## What is asked
Write out the full set of records exactly. Any pictures in them do not belong in the copy.

## Entries shown
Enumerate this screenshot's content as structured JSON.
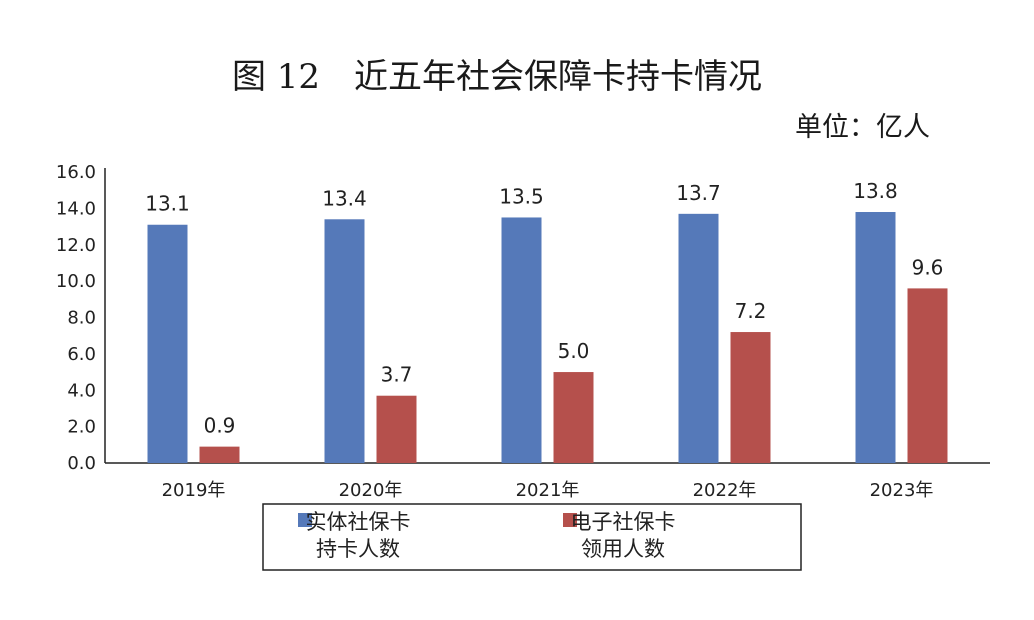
{
  "title": "图 12　近五年社会保障卡持卡情况",
  "unit": "单位：亿人",
  "chart_data": {
    "type": "bar",
    "title": "图 12　近五年社会保障卡持卡情况",
    "categories": [
      "2019年",
      "2020年",
      "2021年",
      "2022年",
      "2023年"
    ],
    "series": [
      {
        "name": "实体社保卡持卡人数",
        "name_lines": [
          "实体社保卡",
          "持卡人数"
        ],
        "color": "#5579b9",
        "values": [
          13.1,
          13.4,
          13.5,
          13.7,
          13.8
        ]
      },
      {
        "name": "电子社保卡领用人数",
        "name_lines": [
          "电子社保卡",
          "领用人数"
        ],
        "color": "#b5504c",
        "values": [
          0.9,
          3.7,
          5.0,
          7.2,
          9.6
        ]
      }
    ],
    "ylim": [
      0,
      16
    ],
    "yticks": [
      "0.0",
      "2.0",
      "4.0",
      "6.0",
      "8.0",
      "10.0",
      "12.0",
      "14.0",
      "16.0"
    ],
    "xlabel": "",
    "ylabel": "",
    "grid": false,
    "legend": "bottom"
  }
}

## Result for this task
Enumerate this screenshot's content as structured JSON.
{
  "title": "图 12　近五年社会保障卡持卡情况",
  "unit": "单位：亿人",
  "chart_data": {
    "type": "bar",
    "title": "图 12　近五年社会保障卡持卡情况",
    "categories": [
      "2019年",
      "2020年",
      "2021年",
      "2022年",
      "2023年"
    ],
    "series": [
      {
        "name": "实体社保卡持卡人数",
        "name_lines": [
          "实体社保卡",
          "持卡人数"
        ],
        "color": "#5579b9",
        "values": [
          13.1,
          13.4,
          13.5,
          13.7,
          13.8
        ]
      },
      {
        "name": "电子社保卡领用人数",
        "name_lines": [
          "电子社保卡",
          "领用人数"
        ],
        "color": "#b5504c",
        "values": [
          0.9,
          3.7,
          5.0,
          7.2,
          9.6
        ]
      }
    ],
    "ylim": [
      0,
      16
    ],
    "yticks": [
      "0.0",
      "2.0",
      "4.0",
      "6.0",
      "8.0",
      "10.0",
      "12.0",
      "14.0",
      "16.0"
    ],
    "xlabel": "",
    "ylabel": "",
    "grid": false,
    "legend": "bottom"
  }
}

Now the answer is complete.